• TO BE DONE
Every entry that follows needs to be repeated exactly.

• MATERIAL FOR THIS TASK

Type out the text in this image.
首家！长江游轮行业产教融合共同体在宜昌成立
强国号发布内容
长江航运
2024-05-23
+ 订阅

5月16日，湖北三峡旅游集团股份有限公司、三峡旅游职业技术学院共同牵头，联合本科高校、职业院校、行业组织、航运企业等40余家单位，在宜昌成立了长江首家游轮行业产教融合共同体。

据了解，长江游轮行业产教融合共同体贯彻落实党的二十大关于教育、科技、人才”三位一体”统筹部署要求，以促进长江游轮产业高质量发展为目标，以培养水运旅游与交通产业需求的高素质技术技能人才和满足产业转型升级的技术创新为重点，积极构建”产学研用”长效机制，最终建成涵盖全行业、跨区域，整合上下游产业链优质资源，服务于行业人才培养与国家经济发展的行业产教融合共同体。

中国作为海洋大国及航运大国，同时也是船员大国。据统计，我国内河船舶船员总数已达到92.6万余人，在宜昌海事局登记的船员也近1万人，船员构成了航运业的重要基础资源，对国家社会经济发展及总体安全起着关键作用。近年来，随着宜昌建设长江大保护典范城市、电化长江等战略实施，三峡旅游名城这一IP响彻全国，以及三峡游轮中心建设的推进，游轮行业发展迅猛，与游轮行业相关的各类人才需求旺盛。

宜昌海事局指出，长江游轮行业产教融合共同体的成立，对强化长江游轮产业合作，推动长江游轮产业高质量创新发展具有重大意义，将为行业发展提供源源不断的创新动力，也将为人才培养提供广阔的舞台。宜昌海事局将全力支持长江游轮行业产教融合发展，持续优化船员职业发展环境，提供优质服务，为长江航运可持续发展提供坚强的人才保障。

• SOLUTION TO THIS EXERCISE
Type out the text in this image.
首家！长江游轮行业产教融合共同体在宜昌成立
强国号发布内容
长江航运
2024-05-23
+ 订阅

5月16日，湖北三峡旅游集团股份有限公司、三峡旅游职业技术学院共同牵头，联合本科高校、职业院校、行业组织、航运企业等40余家单位，在宜昌成立了长江首家游轮行业产教融合共同体。

据了解，长江游轮行业产教融合共同体贯彻落实党的二十大关于教育、科技、人才”三位一体”统筹部署要求，以促进长江游轮产业高质量发展为目标，以培养水运旅游与交通产业需求的高素质技术技能人才和满足产业转型升级的技术创新为重点，积极构建”产学研用”长效机制，最终建成涵盖全行业、跨区域，整合上下游产业链优质资源，服务于行业人才培养与国家经济发展的行业产教融合共同体。

中国作为海洋大国及航运大国，同时也是船员大国。据统计，我国内河船舶船员总数已达到92.6万余人，在宜昌海事局登记的船员也近1万人，船员构成了航运业的重要基础资源，对国家社会经济发展及总体安全起着关键作用。近年来，随着宜昌建设长江大保护典范城市、电化长江等战略实施，三峡旅游名城这一IP响彻全国，以及三峡游轮中心建设的推进，游轮行业发展迅猛，与游轮行业相关的各类人才需求旺盛。

宜昌海事局指出，长江游轮行业产教融合共同体的成立，对强化长江游轮产业合作，推动长江游轮产业高质量创新发展具有重大意义，将为行业发展提供源源不断的创新动力，也将为人才培养提供广阔的舞台。宜昌海事局将全力支持长江游轮行业产教融合发展，持续优化船员职业发展环境，提供优质服务，为长江航运可持续发展提供坚强的人才保障。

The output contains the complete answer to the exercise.